- [TASK STATEMENT]: Below are some records; reproduce every one of them exactly.

- [DATA SUPPLIED]:
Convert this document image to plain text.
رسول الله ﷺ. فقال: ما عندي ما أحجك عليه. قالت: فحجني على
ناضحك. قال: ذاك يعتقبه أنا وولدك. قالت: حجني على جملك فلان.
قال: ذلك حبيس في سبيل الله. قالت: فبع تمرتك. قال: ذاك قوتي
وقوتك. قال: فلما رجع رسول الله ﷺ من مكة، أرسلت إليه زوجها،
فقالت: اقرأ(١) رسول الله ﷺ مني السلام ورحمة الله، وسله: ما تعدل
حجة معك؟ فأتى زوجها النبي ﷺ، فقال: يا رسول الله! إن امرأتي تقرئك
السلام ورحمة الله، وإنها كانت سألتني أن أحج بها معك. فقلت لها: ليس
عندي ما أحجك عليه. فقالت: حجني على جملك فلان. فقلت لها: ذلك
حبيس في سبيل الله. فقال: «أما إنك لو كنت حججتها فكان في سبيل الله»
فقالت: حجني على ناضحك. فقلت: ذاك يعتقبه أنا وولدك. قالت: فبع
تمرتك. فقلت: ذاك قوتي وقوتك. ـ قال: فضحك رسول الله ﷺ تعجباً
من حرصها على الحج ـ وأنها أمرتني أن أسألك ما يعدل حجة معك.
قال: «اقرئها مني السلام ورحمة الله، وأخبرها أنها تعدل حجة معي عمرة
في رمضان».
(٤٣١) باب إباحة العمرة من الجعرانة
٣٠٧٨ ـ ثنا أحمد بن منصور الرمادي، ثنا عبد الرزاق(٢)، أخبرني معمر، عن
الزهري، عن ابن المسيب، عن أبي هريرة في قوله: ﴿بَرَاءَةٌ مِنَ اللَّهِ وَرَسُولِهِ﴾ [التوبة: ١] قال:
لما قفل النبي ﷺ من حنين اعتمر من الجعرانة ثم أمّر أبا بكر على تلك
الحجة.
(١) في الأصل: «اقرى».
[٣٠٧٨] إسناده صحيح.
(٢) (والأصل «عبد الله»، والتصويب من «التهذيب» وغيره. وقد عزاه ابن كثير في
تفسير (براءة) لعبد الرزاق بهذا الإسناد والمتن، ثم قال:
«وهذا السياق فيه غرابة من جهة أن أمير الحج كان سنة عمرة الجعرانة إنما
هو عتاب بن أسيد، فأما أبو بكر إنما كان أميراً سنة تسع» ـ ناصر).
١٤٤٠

- [OUTPUT FOR THIS EXERCISE]:
Convert this document image to plain text.
رسول الله ﷺ. فقال: ما عندي ما أحجك عليه. قالت: فحجني على
ناضحك. قال: ذاك يعتقبه أنا وولدك. قالت: حجني على جملك فلان.
قال: ذلك حبيس في سبيل الله. قالت: فبع تمرتك. قال: ذاك قوتي
وقوتك. قال: فلما رجع رسول الله ﷺ من مكة، أرسلت إليه زوجها،
فقالت: اقرأ(١) رسول الله ﷺ مني السلام ورحمة الله، وسله: ما تعدل
حجة معك؟ فأتى زوجها النبي ﷺ، فقال: يا رسول الله! إن امرأتي تقرئك
السلام ورحمة الله، وإنها كانت سألتني أن أحج بها معك. فقلت لها: ليس
عندي ما أحجك عليه. فقالت: حجني على جملك فلان. فقلت لها: ذلك
حبيس في سبيل الله. فقال: «أما إنك لو كنت حججتها فكان في سبيل الله»
فقالت: حجني على ناضحك. فقلت: ذاك يعتقبه أنا وولدك. قالت: فبع
تمرتك. فقلت: ذاك قوتي وقوتك. ـ قال: فضحك رسول الله ﷺ تعجباً
من حرصها على الحج ـ وأنها أمرتني أن أسألك ما يعدل حجة معك.
قال: «اقرئها مني السلام ورحمة الله، وأخبرها أنها تعدل حجة معي عمرة
في رمضان».
(٤٣١) باب إباحة العمرة من الجعرانة
٣٠٧٨ ـ ثنا أحمد بن منصور الرمادي، ثنا عبد الرزاق(٢)، أخبرني معمر، عن
الزهري، عن ابن المسيب، عن أبي هريرة في قوله: ﴿بَرَاءَةٌ مِنَ اللَّهِ وَرَسُولِهِ﴾ [التوبة: ١] قال:
لما قفل النبي ﷺ من حنين اعتمر من الجعرانة ثم أمّر أبا بكر على تلك
الحجة.
(١) في الأصل: «اقرى».
[٣٠٧٨] إسناده صحيح.
(٢) (والأصل «عبد الله»، والتصويب من «التهذيب» وغيره. وقد عزاه ابن كثير في
تفسير (براءة) لعبد الرزاق بهذا الإسناد والمتن، ثم قال:
«وهذا السياق فيه غرابة من جهة أن أمير الحج كان سنة عمرة الجعرانة إنما
هو عتاب بن أسيد، فأما أبو بكر إنما كان أميراً سنة تسع» ـ ناصر).
١٤٤٠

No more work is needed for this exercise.